== The exercise ==
Reproduce every record exactly as it appears, but not the pictures.

Source data:
— start —

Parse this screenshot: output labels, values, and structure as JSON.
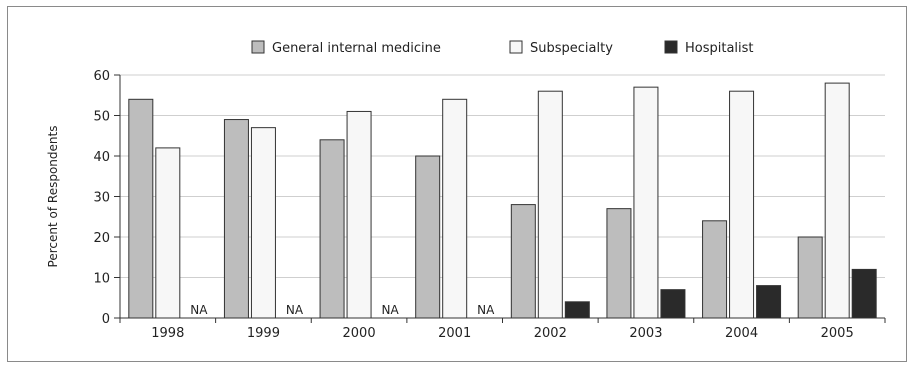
{
  "chart_data": {
    "type": "bar",
    "title": "",
    "xlabel": "",
    "ylabel": "Percent of Respondents",
    "ylim": [
      0,
      60
    ],
    "yticks": [
      0,
      10,
      20,
      30,
      40,
      50,
      60
    ],
    "grid": true,
    "legend_position": "top",
    "categories": [
      "1998",
      "1999",
      "2000",
      "2001",
      "2002",
      "2003",
      "2004",
      "2005"
    ],
    "series": [
      {
        "name": "General internal medicine",
        "color": "#bdbdbd",
        "values": [
          54,
          49,
          44,
          40,
          28,
          27,
          24,
          20
        ]
      },
      {
        "name": "Subspecialty",
        "color": "#f7f7f7",
        "values": [
          42,
          47,
          51,
          54,
          56,
          57,
          56,
          58
        ]
      },
      {
        "name": "Hospitalist",
        "color": "#2a2a2a",
        "values": [
          null,
          null,
          null,
          null,
          4,
          7,
          8,
          12
        ]
      }
    ],
    "missing_label": "NA"
  }
}
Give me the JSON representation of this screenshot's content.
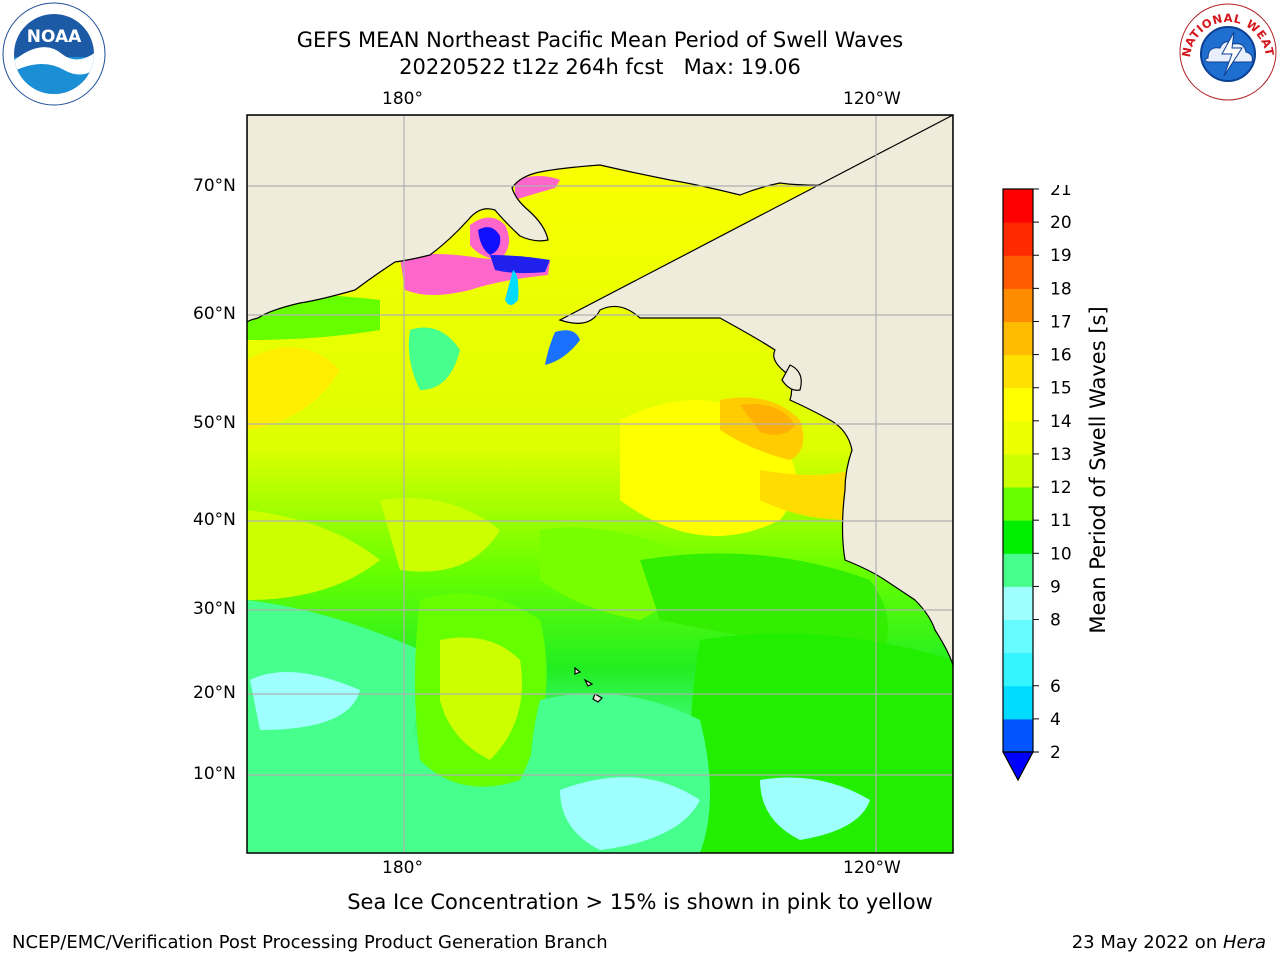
{
  "title": {
    "line1": "GEFS MEAN Northeast Pacific Mean Period of Swell Waves",
    "line2": "20220522 t12z 264h fcst   Max: 19.06"
  },
  "logos": {
    "left": "NOAA",
    "right": "NATIONAL WEATHER SERVICE",
    "left_icon": "noaa-logo-icon",
    "right_icon": "nws-logo-icon"
  },
  "map": {
    "projection": "lat-lon",
    "lon_labels_top": [
      "180°",
      "120°W"
    ],
    "lon_labels_bottom": [
      "180°",
      "120°W"
    ],
    "lat_labels": [
      "70°N",
      "60°N",
      "50°N",
      "40°N",
      "30°N",
      "20°N",
      "10°N"
    ],
    "land_color": "#efecdc",
    "ocean_color": "#ffffff",
    "grid_color": "#b0b0b0"
  },
  "colorbar": {
    "label": "Mean Period of Swell Waves [s]",
    "levels": [
      "2",
      "4",
      "6",
      "7",
      "8",
      "9",
      "10",
      "11",
      "12",
      "13",
      "14",
      "15",
      "16",
      "17",
      "18",
      "19",
      "20",
      "21"
    ],
    "tick_labels": [
      "2",
      "4",
      "6",
      "8",
      "9",
      "10",
      "11",
      "12",
      "13",
      "14",
      "15",
      "16",
      "17",
      "18",
      "19",
      "20",
      "21"
    ],
    "colors": [
      "#0055ff",
      "#00dcff",
      "#33f4ff",
      "#66fbff",
      "#9fffff",
      "#46ff8c",
      "#00ee00",
      "#66ff00",
      "#ccff00",
      "#eeff00",
      "#ffff00",
      "#ffe000",
      "#ffbb00",
      "#ff8c00",
      "#ff5a00",
      "#ff2a00",
      "#ff0000"
    ],
    "under_color": "#0000ff",
    "extend": "min"
  },
  "bottom_note": "Sea Ice Concentration > 15% is shown in pink to yellow",
  "footer": {
    "left": "NCEP/EMC/Verification Post Processing Product Generation Branch",
    "right_prefix": "23 May 2022 on ",
    "right_machine": "Hera"
  }
}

— end —

== Exercise answer ==
Parse this screenshot: output labels, values, and structure as JSON.
{
  "chart_data": {
    "type": "bar",
    "title": "",
    "xlabel": "",
    "ylabel": "Percent of Respondents",
    "ylim": [
      0,
      60
    ],
    "yticks": [
      0,
      10,
      20,
      30,
      40,
      50,
      60
    ],
    "grid": true,
    "legend_position": "top",
    "categories": [
      "1998",
      "1999",
      "2000",
      "2001",
      "2002",
      "2003",
      "2004",
      "2005"
    ],
    "series": [
      {
        "name": "General internal medicine",
        "color": "#bdbdbd",
        "values": [
          54,
          49,
          44,
          40,
          28,
          27,
          24,
          20
        ]
      },
      {
        "name": "Subspecialty",
        "color": "#f7f7f7",
        "values": [
          42,
          47,
          51,
          54,
          56,
          57,
          56,
          58
        ]
      },
      {
        "name": "Hospitalist",
        "color": "#2a2a2a",
        "values": [
          null,
          null,
          null,
          null,
          4,
          7,
          8,
          12
        ]
      }
    ],
    "missing_label": "NA"
  }
}
Give me the JSON representation of this screenshot's content.
{
  "title": {
    "line1": "GEFS MEAN Northeast Pacific Mean Period of Swell Waves",
    "line2": "20220522 t12z 264h fcst   Max: 19.06"
  },
  "logos": {
    "left": "NOAA",
    "right": "NATIONAL WEATHER SERVICE",
    "left_icon": "noaa-logo-icon",
    "right_icon": "nws-logo-icon"
  },
  "map": {
    "projection": "lat-lon",
    "lon_labels_top": [
      "180°",
      "120°W"
    ],
    "lon_labels_bottom": [
      "180°",
      "120°W"
    ],
    "lat_labels": [
      "70°N",
      "60°N",
      "50°N",
      "40°N",
      "30°N",
      "20°N",
      "10°N"
    ],
    "land_color": "#efecdc",
    "ocean_color": "#ffffff",
    "grid_color": "#b0b0b0"
  },
  "colorbar": {
    "label": "Mean Period of Swell Waves [s]",
    "levels": [
      "2",
      "4",
      "6",
      "7",
      "8",
      "9",
      "10",
      "11",
      "12",
      "13",
      "14",
      "15",
      "16",
      "17",
      "18",
      "19",
      "20",
      "21"
    ],
    "tick_labels": [
      "2",
      "4",
      "6",
      "8",
      "9",
      "10",
      "11",
      "12",
      "13",
      "14",
      "15",
      "16",
      "17",
      "18",
      "19",
      "20",
      "21"
    ],
    "colors": [
      "#0055ff",
      "#00dcff",
      "#33f4ff",
      "#66fbff",
      "#9fffff",
      "#46ff8c",
      "#00ee00",
      "#66ff00",
      "#ccff00",
      "#eeff00",
      "#ffff00",
      "#ffe000",
      "#ffbb00",
      "#ff8c00",
      "#ff5a00",
      "#ff2a00",
      "#ff0000"
    ],
    "under_color": "#0000ff",
    "extend": "min"
  },
  "bottom_note": "Sea Ice Concentration > 15% is shown in pink to yellow",
  "footer": {
    "left": "NCEP/EMC/Verification Post Processing Product Generation Branch",
    "right_prefix": "23 May 2022 on ",
    "right_machine": "Hera"
  }
}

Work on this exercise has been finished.